To be done: Please print the full listing exactly.
-- Start Listed records --
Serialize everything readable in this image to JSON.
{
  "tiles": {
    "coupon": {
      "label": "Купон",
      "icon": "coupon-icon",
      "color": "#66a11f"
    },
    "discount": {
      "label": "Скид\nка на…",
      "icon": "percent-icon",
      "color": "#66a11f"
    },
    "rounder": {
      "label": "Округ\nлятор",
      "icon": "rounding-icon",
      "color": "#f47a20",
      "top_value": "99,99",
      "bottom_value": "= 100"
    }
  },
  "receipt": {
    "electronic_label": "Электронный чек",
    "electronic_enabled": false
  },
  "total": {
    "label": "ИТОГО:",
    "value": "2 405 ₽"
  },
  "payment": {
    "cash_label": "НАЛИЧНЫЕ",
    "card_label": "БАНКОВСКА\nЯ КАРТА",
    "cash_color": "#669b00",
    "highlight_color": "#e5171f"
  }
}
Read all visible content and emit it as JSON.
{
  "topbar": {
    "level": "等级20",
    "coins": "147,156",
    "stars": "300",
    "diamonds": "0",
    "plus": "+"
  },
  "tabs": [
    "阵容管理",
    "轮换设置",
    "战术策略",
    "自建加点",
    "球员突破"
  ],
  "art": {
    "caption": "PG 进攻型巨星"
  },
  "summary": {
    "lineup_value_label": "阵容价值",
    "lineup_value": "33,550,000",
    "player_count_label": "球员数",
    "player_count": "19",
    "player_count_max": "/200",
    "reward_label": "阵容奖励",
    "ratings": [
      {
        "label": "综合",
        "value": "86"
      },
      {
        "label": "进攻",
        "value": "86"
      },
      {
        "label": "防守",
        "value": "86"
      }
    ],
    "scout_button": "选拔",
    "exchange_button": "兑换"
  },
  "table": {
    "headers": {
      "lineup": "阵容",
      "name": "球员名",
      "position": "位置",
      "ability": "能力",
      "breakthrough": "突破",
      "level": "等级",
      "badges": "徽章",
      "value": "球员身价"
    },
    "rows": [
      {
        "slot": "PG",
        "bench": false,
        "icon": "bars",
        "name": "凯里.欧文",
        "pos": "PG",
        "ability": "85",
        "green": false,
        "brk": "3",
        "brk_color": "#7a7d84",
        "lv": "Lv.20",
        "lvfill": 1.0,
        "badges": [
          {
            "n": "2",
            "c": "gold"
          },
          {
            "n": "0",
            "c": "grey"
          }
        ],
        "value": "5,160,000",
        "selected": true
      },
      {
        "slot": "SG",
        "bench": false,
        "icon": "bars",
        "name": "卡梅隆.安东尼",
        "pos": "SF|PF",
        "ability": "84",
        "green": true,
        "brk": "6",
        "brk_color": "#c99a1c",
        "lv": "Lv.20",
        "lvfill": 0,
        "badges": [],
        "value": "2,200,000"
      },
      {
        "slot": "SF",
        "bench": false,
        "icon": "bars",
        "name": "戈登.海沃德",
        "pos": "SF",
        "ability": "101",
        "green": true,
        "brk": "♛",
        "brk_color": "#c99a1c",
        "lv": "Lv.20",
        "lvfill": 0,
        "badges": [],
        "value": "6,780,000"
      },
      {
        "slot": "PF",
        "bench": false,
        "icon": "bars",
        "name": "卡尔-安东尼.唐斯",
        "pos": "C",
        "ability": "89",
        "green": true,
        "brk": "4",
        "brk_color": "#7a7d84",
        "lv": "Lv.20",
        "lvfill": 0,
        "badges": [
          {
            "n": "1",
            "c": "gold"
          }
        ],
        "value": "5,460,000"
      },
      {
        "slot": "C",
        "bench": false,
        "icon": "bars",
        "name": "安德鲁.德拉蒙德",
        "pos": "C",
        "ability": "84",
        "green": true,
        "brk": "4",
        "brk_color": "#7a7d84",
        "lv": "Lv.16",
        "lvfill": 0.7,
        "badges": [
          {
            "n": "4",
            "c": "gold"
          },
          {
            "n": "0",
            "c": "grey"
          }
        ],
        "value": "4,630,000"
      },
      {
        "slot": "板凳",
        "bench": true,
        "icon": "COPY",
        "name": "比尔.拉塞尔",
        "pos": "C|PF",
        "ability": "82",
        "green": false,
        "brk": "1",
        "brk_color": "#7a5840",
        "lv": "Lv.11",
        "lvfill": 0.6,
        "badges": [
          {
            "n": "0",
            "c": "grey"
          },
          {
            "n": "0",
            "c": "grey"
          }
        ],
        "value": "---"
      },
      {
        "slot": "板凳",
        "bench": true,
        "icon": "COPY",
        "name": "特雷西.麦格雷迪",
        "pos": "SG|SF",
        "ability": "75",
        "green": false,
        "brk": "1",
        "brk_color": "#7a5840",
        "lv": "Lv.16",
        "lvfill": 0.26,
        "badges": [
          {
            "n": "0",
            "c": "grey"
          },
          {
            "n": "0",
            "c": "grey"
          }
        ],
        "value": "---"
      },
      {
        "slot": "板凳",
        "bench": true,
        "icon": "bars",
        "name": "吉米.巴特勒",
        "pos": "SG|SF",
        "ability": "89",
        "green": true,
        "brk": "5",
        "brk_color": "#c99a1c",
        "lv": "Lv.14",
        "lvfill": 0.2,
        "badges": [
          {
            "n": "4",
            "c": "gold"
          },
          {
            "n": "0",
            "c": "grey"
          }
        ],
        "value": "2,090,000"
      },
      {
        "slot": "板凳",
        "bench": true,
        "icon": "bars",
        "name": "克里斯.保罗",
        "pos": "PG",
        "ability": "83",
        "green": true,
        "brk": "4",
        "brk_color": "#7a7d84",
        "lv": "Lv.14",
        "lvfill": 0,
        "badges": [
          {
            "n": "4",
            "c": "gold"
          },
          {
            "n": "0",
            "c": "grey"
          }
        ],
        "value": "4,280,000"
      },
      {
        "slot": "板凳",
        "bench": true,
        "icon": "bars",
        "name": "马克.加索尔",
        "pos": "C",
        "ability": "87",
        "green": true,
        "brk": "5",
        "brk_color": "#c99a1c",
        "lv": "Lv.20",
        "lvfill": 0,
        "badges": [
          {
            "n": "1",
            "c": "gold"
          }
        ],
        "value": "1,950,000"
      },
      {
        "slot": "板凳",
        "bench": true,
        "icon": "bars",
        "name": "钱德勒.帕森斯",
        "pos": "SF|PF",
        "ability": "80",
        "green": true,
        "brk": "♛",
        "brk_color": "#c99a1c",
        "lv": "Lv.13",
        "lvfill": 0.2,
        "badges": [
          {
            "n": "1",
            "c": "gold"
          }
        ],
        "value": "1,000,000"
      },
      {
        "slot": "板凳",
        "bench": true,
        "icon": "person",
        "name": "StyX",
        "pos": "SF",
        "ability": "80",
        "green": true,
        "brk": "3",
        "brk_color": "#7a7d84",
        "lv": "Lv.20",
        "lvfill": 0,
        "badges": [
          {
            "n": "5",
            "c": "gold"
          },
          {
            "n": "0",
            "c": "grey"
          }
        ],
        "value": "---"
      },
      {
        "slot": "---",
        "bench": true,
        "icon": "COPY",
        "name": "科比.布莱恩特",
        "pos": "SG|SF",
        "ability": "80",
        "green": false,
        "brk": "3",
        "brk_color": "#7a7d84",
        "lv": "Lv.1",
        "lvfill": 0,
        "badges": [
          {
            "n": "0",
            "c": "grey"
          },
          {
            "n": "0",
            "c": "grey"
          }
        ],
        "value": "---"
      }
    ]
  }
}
-- End Listed records --
Exercise answer:
Serialize everything readable in this image to JSON.
{
  "tiles": {
    "coupon": {
      "label": "Купон",
      "icon": "coupon-icon",
      "color": "#66a11f"
    },
    "discount": {
      "label": "Скид\nка на…",
      "icon": "percent-icon",
      "color": "#66a11f"
    },
    "rounder": {
      "label": "Округ\nлятор",
      "icon": "rounding-icon",
      "color": "#f47a20",
      "top_value": "99,99",
      "bottom_value": "= 100"
    }
  },
  "receipt": {
    "electronic_label": "Электронный чек",
    "electronic_enabled": false
  },
  "total": {
    "label": "ИТОГО:",
    "value": "2 405 ₽"
  },
  "payment": {
    "cash_label": "НАЛИЧНЫЕ",
    "card_label": "БАНКОВСКА\nЯ КАРТА",
    "cash_color": "#669b00",
    "highlight_color": "#e5171f"
  }
}
Read all visible content and emit it as JSON.
{
  "topbar": {
    "level": "等级20",
    "coins": "147,156",
    "stars": "300",
    "diamonds": "0",
    "plus": "+"
  },
  "tabs": [
    "阵容管理",
    "轮换设置",
    "战术策略",
    "自建加点",
    "球员突破"
  ],
  "art": {
    "caption": "PG 进攻型巨星"
  },
  "summary": {
    "lineup_value_label": "阵容价值",
    "lineup_value": "33,550,000",
    "player_count_label": "球员数",
    "player_count": "19",
    "player_count_max": "/200",
    "reward_label": "阵容奖励",
    "ratings": [
      {
        "label": "综合",
        "value": "86"
      },
      {
        "label": "进攻",
        "value": "86"
      },
      {
        "label": "防守",
        "value": "86"
      }
    ],
    "scout_button": "选拔",
    "exchange_button": "兑换"
  },
  "table": {
    "headers": {
      "lineup": "阵容",
      "name": "球员名",
      "position": "位置",
      "ability": "能力",
      "breakthrough": "突破",
      "level": "等级",
      "badges": "徽章",
      "value": "球员身价"
    },
    "rows": [
      {
        "slot": "PG",
        "bench": false,
        "icon": "bars",
        "name": "凯里.欧文",
        "pos": "PG",
        "ability": "85",
        "green": false,
        "brk": "3",
        "brk_color": "#7a7d84",
        "lv": "Lv.20",
        "lvfill": 1.0,
        "badges": [
          {
            "n": "2",
            "c": "gold"
          },
          {
            "n": "0",
            "c": "grey"
          }
        ],
        "value": "5,160,000",
        "selected": true
      },
      {
        "slot": "SG",
        "bench": false,
        "icon": "bars",
        "name": "卡梅隆.安东尼",
        "pos": "SF|PF",
        "ability": "84",
        "green": true,
        "brk": "6",
        "brk_color": "#c99a1c",
        "lv": "Lv.20",
        "lvfill": 0,
        "badges": [],
        "value": "2,200,000"
      },
      {
        "slot": "SF",
        "bench": false,
        "icon": "bars",
        "name": "戈登.海沃德",
        "pos": "SF",
        "ability": "101",
        "green": true,
        "brk": "♛",
        "brk_color": "#c99a1c",
        "lv": "Lv.20",
        "lvfill": 0,
        "badges": [],
        "value": "6,780,000"
      },
      {
        "slot": "PF",
        "bench": false,
        "icon": "bars",
        "name": "卡尔-安东尼.唐斯",
        "pos": "C",
        "ability": "89",
        "green": true,
        "brk": "4",
        "brk_color": "#7a7d84",
        "lv": "Lv.20",
        "lvfill": 0,
        "badges": [
          {
            "n": "1",
            "c": "gold"
          }
        ],
        "value": "5,460,000"
      },
      {
        "slot": "C",
        "bench": false,
        "icon": "bars",
        "name": "安德鲁.德拉蒙德",
        "pos": "C",
        "ability": "84",
        "green": true,
        "brk": "4",
        "brk_color": "#7a7d84",
        "lv": "Lv.16",
        "lvfill": 0.7,
        "badges": [
          {
            "n": "4",
            "c": "gold"
          },
          {
            "n": "0",
            "c": "grey"
          }
        ],
        "value": "4,630,000"
      },
      {
        "slot": "板凳",
        "bench": true,
        "icon": "COPY",
        "name": "比尔.拉塞尔",
        "pos": "C|PF",
        "ability": "82",
        "green": false,
        "brk": "1",
        "brk_color": "#7a5840",
        "lv": "Lv.11",
        "lvfill": 0.6,
        "badges": [
          {
            "n": "0",
            "c": "grey"
          },
          {
            "n": "0",
            "c": "grey"
          }
        ],
        "value": "---"
      },
      {
        "slot": "板凳",
        "bench": true,
        "icon": "COPY",
        "name": "特雷西.麦格雷迪",
        "pos": "SG|SF",
        "ability": "75",
        "green": false,
        "brk": "1",
        "brk_color": "#7a5840",
        "lv": "Lv.16",
        "lvfill": 0.26,
        "badges": [
          {
            "n": "0",
            "c": "grey"
          },
          {
            "n": "0",
            "c": "grey"
          }
        ],
        "value": "---"
      },
      {
        "slot": "板凳",
        "bench": true,
        "icon": "bars",
        "name": "吉米.巴特勒",
        "pos": "SG|SF",
        "ability": "89",
        "green": true,
        "brk": "5",
        "brk_color": "#c99a1c",
        "lv": "Lv.14",
        "lvfill": 0.2,
        "badges": [
          {
            "n": "4",
            "c": "gold"
          },
          {
            "n": "0",
            "c": "grey"
          }
        ],
        "value": "2,090,000"
      },
      {
        "slot": "板凳",
        "bench": true,
        "icon": "bars",
        "name": "克里斯.保罗",
        "pos": "PG",
        "ability": "83",
        "green": true,
        "brk": "4",
        "brk_color": "#7a7d84",
        "lv": "Lv.14",
        "lvfill": 0,
        "badges": [
          {
            "n": "4",
            "c": "gold"
          },
          {
            "n": "0",
            "c": "grey"
          }
        ],
        "value": "4,280,000"
      },
      {
        "slot": "板凳",
        "bench": true,
        "icon": "bars",
        "name": "马克.加索尔",
        "pos": "C",
        "ability": "87",
        "green": true,
        "brk": "5",
        "brk_color": "#c99a1c",
        "lv": "Lv.20",
        "lvfill": 0,
        "badges": [
          {
            "n": "1",
            "c": "gold"
          }
        ],
        "value": "1,950,000"
      },
      {
        "slot": "板凳",
        "bench": true,
        "icon": "bars",
        "name": "钱德勒.帕森斯",
        "pos": "SF|PF",
        "ability": "80",
        "green": true,
        "brk": "♛",
        "brk_color": "#c99a1c",
        "lv": "Lv.13",
        "lvfill": 0.2,
        "badges": [
          {
            "n": "1",
            "c": "gold"
          }
        ],
        "value": "1,000,000"
      },
      {
        "slot": "板凳",
        "bench": true,
        "icon": "person",
        "name": "StyX",
        "pos": "SF",
        "ability": "80",
        "green": true,
        "brk": "3",
        "brk_color": "#7a7d84",
        "lv": "Lv.20",
        "lvfill": 0,
        "badges": [
          {
            "n": "5",
            "c": "gold"
          },
          {
            "n": "0",
            "c": "grey"
          }
        ],
        "value": "---"
      },
      {
        "slot": "---",
        "bench": true,
        "icon": "COPY",
        "name": "科比.布莱恩特",
        "pos": "SG|SF",
        "ability": "80",
        "green": false,
        "brk": "3",
        "brk_color": "#7a7d84",
        "lv": "Lv.1",
        "lvfill": 0,
        "badges": [
          {
            "n": "0",
            "c": "grey"
          },
          {
            "n": "0",
            "c": "grey"
          }
        ],
        "value": "---"
      }
    ]
  }
}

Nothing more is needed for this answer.